• Stated task
Restate each of the lines given below, word for word.

»»

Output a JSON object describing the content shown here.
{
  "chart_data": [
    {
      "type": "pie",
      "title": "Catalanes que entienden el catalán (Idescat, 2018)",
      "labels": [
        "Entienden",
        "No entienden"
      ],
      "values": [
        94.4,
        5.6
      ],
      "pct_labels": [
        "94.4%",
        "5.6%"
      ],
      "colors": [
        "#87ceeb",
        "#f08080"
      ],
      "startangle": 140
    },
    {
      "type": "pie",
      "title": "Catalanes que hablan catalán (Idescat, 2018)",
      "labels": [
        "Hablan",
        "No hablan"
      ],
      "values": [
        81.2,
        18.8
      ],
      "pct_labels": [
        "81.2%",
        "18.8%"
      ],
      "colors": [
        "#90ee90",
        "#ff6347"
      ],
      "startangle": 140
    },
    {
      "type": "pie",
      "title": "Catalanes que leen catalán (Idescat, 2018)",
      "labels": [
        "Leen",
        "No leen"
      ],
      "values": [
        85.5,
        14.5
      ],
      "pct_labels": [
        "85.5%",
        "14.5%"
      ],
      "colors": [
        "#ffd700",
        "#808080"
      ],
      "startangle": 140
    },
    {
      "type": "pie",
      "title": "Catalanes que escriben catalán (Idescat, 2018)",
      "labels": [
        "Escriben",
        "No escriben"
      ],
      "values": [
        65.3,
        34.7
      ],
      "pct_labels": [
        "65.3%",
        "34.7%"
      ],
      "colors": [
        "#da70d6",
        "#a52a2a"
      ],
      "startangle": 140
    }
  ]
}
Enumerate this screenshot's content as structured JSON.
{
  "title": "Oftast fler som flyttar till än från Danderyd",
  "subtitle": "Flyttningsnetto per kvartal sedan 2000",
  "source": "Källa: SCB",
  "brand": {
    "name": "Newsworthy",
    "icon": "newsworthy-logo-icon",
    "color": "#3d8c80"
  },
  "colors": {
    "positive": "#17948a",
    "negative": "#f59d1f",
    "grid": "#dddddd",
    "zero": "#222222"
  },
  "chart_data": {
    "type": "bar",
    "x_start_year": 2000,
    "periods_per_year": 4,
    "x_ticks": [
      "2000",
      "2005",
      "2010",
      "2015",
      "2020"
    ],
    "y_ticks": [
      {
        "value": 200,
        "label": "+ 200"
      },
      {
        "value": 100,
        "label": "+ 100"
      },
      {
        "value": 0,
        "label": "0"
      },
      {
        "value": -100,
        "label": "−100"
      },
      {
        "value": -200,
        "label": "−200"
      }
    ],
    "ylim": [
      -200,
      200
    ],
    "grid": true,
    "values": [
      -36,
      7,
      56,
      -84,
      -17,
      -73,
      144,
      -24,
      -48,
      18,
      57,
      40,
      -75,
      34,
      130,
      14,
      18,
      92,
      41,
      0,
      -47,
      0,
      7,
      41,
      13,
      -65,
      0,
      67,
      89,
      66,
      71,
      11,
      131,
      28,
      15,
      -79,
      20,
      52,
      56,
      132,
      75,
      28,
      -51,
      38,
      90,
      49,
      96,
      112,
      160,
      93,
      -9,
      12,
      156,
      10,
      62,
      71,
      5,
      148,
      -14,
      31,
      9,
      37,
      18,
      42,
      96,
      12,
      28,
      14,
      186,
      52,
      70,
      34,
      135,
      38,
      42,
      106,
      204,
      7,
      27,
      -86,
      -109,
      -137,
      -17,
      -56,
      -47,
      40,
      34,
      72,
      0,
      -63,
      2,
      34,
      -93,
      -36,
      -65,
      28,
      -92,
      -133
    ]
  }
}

««

• Finished task
Output a JSON object describing the content shown here.
{
  "chart_data": [
    {
      "type": "pie",
      "title": "Catalanes que entienden el catalán (Idescat, 2018)",
      "labels": [
        "Entienden",
        "No entienden"
      ],
      "values": [
        94.4,
        5.6
      ],
      "pct_labels": [
        "94.4%",
        "5.6%"
      ],
      "colors": [
        "#87ceeb",
        "#f08080"
      ],
      "startangle": 140
    },
    {
      "type": "pie",
      "title": "Catalanes que hablan catalán (Idescat, 2018)",
      "labels": [
        "Hablan",
        "No hablan"
      ],
      "values": [
        81.2,
        18.8
      ],
      "pct_labels": [
        "81.2%",
        "18.8%"
      ],
      "colors": [
        "#90ee90",
        "#ff6347"
      ],
      "startangle": 140
    },
    {
      "type": "pie",
      "title": "Catalanes que leen catalán (Idescat, 2018)",
      "labels": [
        "Leen",
        "No leen"
      ],
      "values": [
        85.5,
        14.5
      ],
      "pct_labels": [
        "85.5%",
        "14.5%"
      ],
      "colors": [
        "#ffd700",
        "#808080"
      ],
      "startangle": 140
    },
    {
      "type": "pie",
      "title": "Catalanes que escriben catalán (Idescat, 2018)",
      "labels": [
        "Escriben",
        "No escriben"
      ],
      "values": [
        65.3,
        34.7
      ],
      "pct_labels": [
        "65.3%",
        "34.7%"
      ],
      "colors": [
        "#da70d6",
        "#a52a2a"
      ],
      "startangle": 140
    }
  ]
}
Enumerate this screenshot's content as structured JSON.
{
  "title": "Oftast fler som flyttar till än från Danderyd",
  "subtitle": "Flyttningsnetto per kvartal sedan 2000",
  "source": "Källa: SCB",
  "brand": {
    "name": "Newsworthy",
    "icon": "newsworthy-logo-icon",
    "color": "#3d8c80"
  },
  "colors": {
    "positive": "#17948a",
    "negative": "#f59d1f",
    "grid": "#dddddd",
    "zero": "#222222"
  },
  "chart_data": {
    "type": "bar",
    "x_start_year": 2000,
    "periods_per_year": 4,
    "x_ticks": [
      "2000",
      "2005",
      "2010",
      "2015",
      "2020"
    ],
    "y_ticks": [
      {
        "value": 200,
        "label": "+ 200"
      },
      {
        "value": 100,
        "label": "+ 100"
      },
      {
        "value": 0,
        "label": "0"
      },
      {
        "value": -100,
        "label": "−100"
      },
      {
        "value": -200,
        "label": "−200"
      }
    ],
    "ylim": [
      -200,
      200
    ],
    "grid": true,
    "values": [
      -36,
      7,
      56,
      -84,
      -17,
      -73,
      144,
      -24,
      -48,
      18,
      57,
      40,
      -75,
      34,
      130,
      14,
      18,
      92,
      41,
      0,
      -47,
      0,
      7,
      41,
      13,
      -65,
      0,
      67,
      89,
      66,
      71,
      11,
      131,
      28,
      15,
      -79,
      20,
      52,
      56,
      132,
      75,
      28,
      -51,
      38,
      90,
      49,
      96,
      112,
      160,
      93,
      -9,
      12,
      156,
      10,
      62,
      71,
      5,
      148,
      -14,
      31,
      9,
      37,
      18,
      42,
      96,
      12,
      28,
      14,
      186,
      52,
      70,
      34,
      135,
      38,
      42,
      106,
      204,
      7,
      27,
      -86,
      -109,
      -137,
      -17,
      -56,
      -47,
      40,
      34,
      72,
      0,
      -63,
      2,
      34,
      -93,
      -36,
      -65,
      28,
      -92,
      -133
    ]
  }
}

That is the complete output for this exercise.